_THE TASK_: Please return the full listing below without altering anything.
===== RAW RECORDS =====
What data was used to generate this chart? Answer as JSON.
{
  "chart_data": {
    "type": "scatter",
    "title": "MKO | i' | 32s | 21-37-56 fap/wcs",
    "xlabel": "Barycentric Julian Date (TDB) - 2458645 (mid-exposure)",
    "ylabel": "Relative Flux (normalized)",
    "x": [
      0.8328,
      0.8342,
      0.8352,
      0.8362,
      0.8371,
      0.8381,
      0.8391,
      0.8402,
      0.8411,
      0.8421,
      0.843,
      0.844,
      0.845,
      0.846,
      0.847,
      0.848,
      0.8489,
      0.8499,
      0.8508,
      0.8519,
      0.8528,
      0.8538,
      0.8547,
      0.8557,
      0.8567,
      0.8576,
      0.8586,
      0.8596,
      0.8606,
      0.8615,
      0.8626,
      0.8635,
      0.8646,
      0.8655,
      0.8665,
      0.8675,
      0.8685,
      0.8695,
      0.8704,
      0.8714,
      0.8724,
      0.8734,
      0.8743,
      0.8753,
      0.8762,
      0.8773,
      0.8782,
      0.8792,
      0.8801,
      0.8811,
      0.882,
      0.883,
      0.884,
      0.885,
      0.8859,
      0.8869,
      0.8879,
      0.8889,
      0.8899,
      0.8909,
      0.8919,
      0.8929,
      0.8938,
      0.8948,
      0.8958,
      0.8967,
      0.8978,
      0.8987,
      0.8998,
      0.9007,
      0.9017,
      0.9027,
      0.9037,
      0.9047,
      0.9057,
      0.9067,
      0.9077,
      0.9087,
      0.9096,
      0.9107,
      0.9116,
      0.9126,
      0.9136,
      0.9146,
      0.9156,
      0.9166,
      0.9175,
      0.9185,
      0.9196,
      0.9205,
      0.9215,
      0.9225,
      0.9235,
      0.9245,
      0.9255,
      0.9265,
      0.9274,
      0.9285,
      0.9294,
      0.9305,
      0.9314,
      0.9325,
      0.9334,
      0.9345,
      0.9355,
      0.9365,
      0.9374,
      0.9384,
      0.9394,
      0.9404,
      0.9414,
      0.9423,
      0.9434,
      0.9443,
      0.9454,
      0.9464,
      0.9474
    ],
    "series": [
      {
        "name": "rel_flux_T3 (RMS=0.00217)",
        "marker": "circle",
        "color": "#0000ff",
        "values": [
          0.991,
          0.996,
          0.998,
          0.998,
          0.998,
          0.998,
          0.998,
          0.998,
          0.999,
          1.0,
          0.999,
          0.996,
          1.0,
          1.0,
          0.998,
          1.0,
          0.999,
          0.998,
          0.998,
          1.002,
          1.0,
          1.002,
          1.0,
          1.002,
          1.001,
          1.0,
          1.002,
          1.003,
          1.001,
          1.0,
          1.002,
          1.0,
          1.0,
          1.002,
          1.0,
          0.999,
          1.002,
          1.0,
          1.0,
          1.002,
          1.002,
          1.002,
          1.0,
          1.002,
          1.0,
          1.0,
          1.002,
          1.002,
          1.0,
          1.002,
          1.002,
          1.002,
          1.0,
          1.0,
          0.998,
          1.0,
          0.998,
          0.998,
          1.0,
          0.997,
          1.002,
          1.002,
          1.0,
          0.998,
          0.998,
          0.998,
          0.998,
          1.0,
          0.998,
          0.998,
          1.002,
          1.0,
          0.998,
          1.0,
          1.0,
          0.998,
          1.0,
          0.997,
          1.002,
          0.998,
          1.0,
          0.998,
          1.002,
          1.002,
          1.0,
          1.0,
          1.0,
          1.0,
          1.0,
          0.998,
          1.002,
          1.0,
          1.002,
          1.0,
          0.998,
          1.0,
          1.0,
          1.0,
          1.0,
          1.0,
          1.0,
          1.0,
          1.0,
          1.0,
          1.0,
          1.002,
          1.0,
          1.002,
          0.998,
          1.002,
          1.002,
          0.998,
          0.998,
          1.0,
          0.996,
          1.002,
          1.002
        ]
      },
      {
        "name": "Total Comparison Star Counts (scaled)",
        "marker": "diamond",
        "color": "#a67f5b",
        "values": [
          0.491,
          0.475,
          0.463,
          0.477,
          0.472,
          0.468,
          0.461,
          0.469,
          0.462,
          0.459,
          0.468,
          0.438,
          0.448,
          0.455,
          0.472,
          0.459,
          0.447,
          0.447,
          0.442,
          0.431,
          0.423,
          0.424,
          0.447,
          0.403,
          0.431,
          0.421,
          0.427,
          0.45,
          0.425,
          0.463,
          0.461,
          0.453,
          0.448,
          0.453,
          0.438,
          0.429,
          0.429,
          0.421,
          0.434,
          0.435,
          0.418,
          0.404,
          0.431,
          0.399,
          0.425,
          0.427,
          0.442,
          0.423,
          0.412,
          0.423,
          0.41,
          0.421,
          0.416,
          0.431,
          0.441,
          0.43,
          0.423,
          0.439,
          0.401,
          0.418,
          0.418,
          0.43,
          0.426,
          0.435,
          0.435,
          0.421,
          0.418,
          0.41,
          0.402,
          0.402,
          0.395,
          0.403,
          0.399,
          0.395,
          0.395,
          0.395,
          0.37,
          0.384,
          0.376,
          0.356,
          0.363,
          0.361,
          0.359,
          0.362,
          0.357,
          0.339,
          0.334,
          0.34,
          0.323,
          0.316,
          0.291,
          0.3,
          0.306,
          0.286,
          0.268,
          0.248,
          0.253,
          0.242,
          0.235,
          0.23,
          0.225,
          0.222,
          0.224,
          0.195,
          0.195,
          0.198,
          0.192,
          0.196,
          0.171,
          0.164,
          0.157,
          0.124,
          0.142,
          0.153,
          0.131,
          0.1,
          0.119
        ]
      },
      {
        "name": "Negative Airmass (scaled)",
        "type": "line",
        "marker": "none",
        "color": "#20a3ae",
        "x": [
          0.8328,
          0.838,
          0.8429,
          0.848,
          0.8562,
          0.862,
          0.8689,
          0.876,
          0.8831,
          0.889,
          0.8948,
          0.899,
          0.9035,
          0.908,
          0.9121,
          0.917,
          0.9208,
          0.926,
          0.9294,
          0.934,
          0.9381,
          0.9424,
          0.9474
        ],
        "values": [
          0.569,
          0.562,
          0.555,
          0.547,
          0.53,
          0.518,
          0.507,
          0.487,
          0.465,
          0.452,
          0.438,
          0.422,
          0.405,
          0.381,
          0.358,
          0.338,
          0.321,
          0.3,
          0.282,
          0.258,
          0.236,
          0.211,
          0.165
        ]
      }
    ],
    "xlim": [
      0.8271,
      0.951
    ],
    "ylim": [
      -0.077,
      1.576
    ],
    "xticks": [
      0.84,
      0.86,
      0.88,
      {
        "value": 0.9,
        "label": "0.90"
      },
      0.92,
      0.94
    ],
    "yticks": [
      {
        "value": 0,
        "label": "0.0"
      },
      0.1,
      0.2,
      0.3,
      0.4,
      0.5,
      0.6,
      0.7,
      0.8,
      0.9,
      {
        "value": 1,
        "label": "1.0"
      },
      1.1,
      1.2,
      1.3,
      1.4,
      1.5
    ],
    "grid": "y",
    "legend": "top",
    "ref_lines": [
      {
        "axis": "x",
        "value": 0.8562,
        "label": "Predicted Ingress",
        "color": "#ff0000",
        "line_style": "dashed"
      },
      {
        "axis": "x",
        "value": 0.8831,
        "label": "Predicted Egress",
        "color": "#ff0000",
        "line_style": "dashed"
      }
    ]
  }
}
=====
_RESPONSE_:
What data was used to generate this chart? Answer as JSON.
{
  "chart_data": {
    "type": "scatter",
    "title": "MKO | i' | 32s | 21-37-56 fap/wcs",
    "xlabel": "Barycentric Julian Date (TDB) - 2458645 (mid-exposure)",
    "ylabel": "Relative Flux (normalized)",
    "x": [
      0.8328,
      0.8342,
      0.8352,
      0.8362,
      0.8371,
      0.8381,
      0.8391,
      0.8402,
      0.8411,
      0.8421,
      0.843,
      0.844,
      0.845,
      0.846,
      0.847,
      0.848,
      0.8489,
      0.8499,
      0.8508,
      0.8519,
      0.8528,
      0.8538,
      0.8547,
      0.8557,
      0.8567,
      0.8576,
      0.8586,
      0.8596,
      0.8606,
      0.8615,
      0.8626,
      0.8635,
      0.8646,
      0.8655,
      0.8665,
      0.8675,
      0.8685,
      0.8695,
      0.8704,
      0.8714,
      0.8724,
      0.8734,
      0.8743,
      0.8753,
      0.8762,
      0.8773,
      0.8782,
      0.8792,
      0.8801,
      0.8811,
      0.882,
      0.883,
      0.884,
      0.885,
      0.8859,
      0.8869,
      0.8879,
      0.8889,
      0.8899,
      0.8909,
      0.8919,
      0.8929,
      0.8938,
      0.8948,
      0.8958,
      0.8967,
      0.8978,
      0.8987,
      0.8998,
      0.9007,
      0.9017,
      0.9027,
      0.9037,
      0.9047,
      0.9057,
      0.9067,
      0.9077,
      0.9087,
      0.9096,
      0.9107,
      0.9116,
      0.9126,
      0.9136,
      0.9146,
      0.9156,
      0.9166,
      0.9175,
      0.9185,
      0.9196,
      0.9205,
      0.9215,
      0.9225,
      0.9235,
      0.9245,
      0.9255,
      0.9265,
      0.9274,
      0.9285,
      0.9294,
      0.9305,
      0.9314,
      0.9325,
      0.9334,
      0.9345,
      0.9355,
      0.9365,
      0.9374,
      0.9384,
      0.9394,
      0.9404,
      0.9414,
      0.9423,
      0.9434,
      0.9443,
      0.9454,
      0.9464,
      0.9474
    ],
    "series": [
      {
        "name": "rel_flux_T3 (RMS=0.00217)",
        "marker": "circle",
        "color": "#0000ff",
        "values": [
          0.991,
          0.996,
          0.998,
          0.998,
          0.998,
          0.998,
          0.998,
          0.998,
          0.999,
          1.0,
          0.999,
          0.996,
          1.0,
          1.0,
          0.998,
          1.0,
          0.999,
          0.998,
          0.998,
          1.002,
          1.0,
          1.002,
          1.0,
          1.002,
          1.001,
          1.0,
          1.002,
          1.003,
          1.001,
          1.0,
          1.002,
          1.0,
          1.0,
          1.002,
          1.0,
          0.999,
          1.002,
          1.0,
          1.0,
          1.002,
          1.002,
          1.002,
          1.0,
          1.002,
          1.0,
          1.0,
          1.002,
          1.002,
          1.0,
          1.002,
          1.002,
          1.002,
          1.0,
          1.0,
          0.998,
          1.0,
          0.998,
          0.998,
          1.0,
          0.997,
          1.002,
          1.002,
          1.0,
          0.998,
          0.998,
          0.998,
          0.998,
          1.0,
          0.998,
          0.998,
          1.002,
          1.0,
          0.998,
          1.0,
          1.0,
          0.998,
          1.0,
          0.997,
          1.002,
          0.998,
          1.0,
          0.998,
          1.002,
          1.002,
          1.0,
          1.0,
          1.0,
          1.0,
          1.0,
          0.998,
          1.002,
          1.0,
          1.002,
          1.0,
          0.998,
          1.0,
          1.0,
          1.0,
          1.0,
          1.0,
          1.0,
          1.0,
          1.0,
          1.0,
          1.0,
          1.002,
          1.0,
          1.002,
          0.998,
          1.002,
          1.002,
          0.998,
          0.998,
          1.0,
          0.996,
          1.002,
          1.002
        ]
      },
      {
        "name": "Total Comparison Star Counts (scaled)",
        "marker": "diamond",
        "color": "#a67f5b",
        "values": [
          0.491,
          0.475,
          0.463,
          0.477,
          0.472,
          0.468,
          0.461,
          0.469,
          0.462,
          0.459,
          0.468,
          0.438,
          0.448,
          0.455,
          0.472,
          0.459,
          0.447,
          0.447,
          0.442,
          0.431,
          0.423,
          0.424,
          0.447,
          0.403,
          0.431,
          0.421,
          0.427,
          0.45,
          0.425,
          0.463,
          0.461,
          0.453,
          0.448,
          0.453,
          0.438,
          0.429,
          0.429,
          0.421,
          0.434,
          0.435,
          0.418,
          0.404,
          0.431,
          0.399,
          0.425,
          0.427,
          0.442,
          0.423,
          0.412,
          0.423,
          0.41,
          0.421,
          0.416,
          0.431,
          0.441,
          0.43,
          0.423,
          0.439,
          0.401,
          0.418,
          0.418,
          0.43,
          0.426,
          0.435,
          0.435,
          0.421,
          0.418,
          0.41,
          0.402,
          0.402,
          0.395,
          0.403,
          0.399,
          0.395,
          0.395,
          0.395,
          0.37,
          0.384,
          0.376,
          0.356,
          0.363,
          0.361,
          0.359,
          0.362,
          0.357,
          0.339,
          0.334,
          0.34,
          0.323,
          0.316,
          0.291,
          0.3,
          0.306,
          0.286,
          0.268,
          0.248,
          0.253,
          0.242,
          0.235,
          0.23,
          0.225,
          0.222,
          0.224,
          0.195,
          0.195,
          0.198,
          0.192,
          0.196,
          0.171,
          0.164,
          0.157,
          0.124,
          0.142,
          0.153,
          0.131,
          0.1,
          0.119
        ]
      },
      {
        "name": "Negative Airmass (scaled)",
        "type": "line",
        "marker": "none",
        "color": "#20a3ae",
        "x": [
          0.8328,
          0.838,
          0.8429,
          0.848,
          0.8562,
          0.862,
          0.8689,
          0.876,
          0.8831,
          0.889,
          0.8948,
          0.899,
          0.9035,
          0.908,
          0.9121,
          0.917,
          0.9208,
          0.926,
          0.9294,
          0.934,
          0.9381,
          0.9424,
          0.9474
        ],
        "values": [
          0.569,
          0.562,
          0.555,
          0.547,
          0.53,
          0.518,
          0.507,
          0.487,
          0.465,
          0.452,
          0.438,
          0.422,
          0.405,
          0.381,
          0.358,
          0.338,
          0.321,
          0.3,
          0.282,
          0.258,
          0.236,
          0.211,
          0.165
        ]
      }
    ],
    "xlim": [
      0.8271,
      0.951
    ],
    "ylim": [
      -0.077,
      1.576
    ],
    "xticks": [
      0.84,
      0.86,
      0.88,
      {
        "value": 0.9,
        "label": "0.90"
      },
      0.92,
      0.94
    ],
    "yticks": [
      {
        "value": 0,
        "label": "0.0"
      },
      0.1,
      0.2,
      0.3,
      0.4,
      0.5,
      0.6,
      0.7,
      0.8,
      0.9,
      {
        "value": 1,
        "label": "1.0"
      },
      1.1,
      1.2,
      1.3,
      1.4,
      1.5
    ],
    "grid": "y",
    "legend": "top",
    "ref_lines": [
      {
        "axis": "x",
        "value": 0.8562,
        "label": "Predicted Ingress",
        "color": "#ff0000",
        "line_style": "dashed"
      },
      {
        "axis": "x",
        "value": 0.8831,
        "label": "Predicted Egress",
        "color": "#ff0000",
        "line_style": "dashed"
      }
    ]
  }
}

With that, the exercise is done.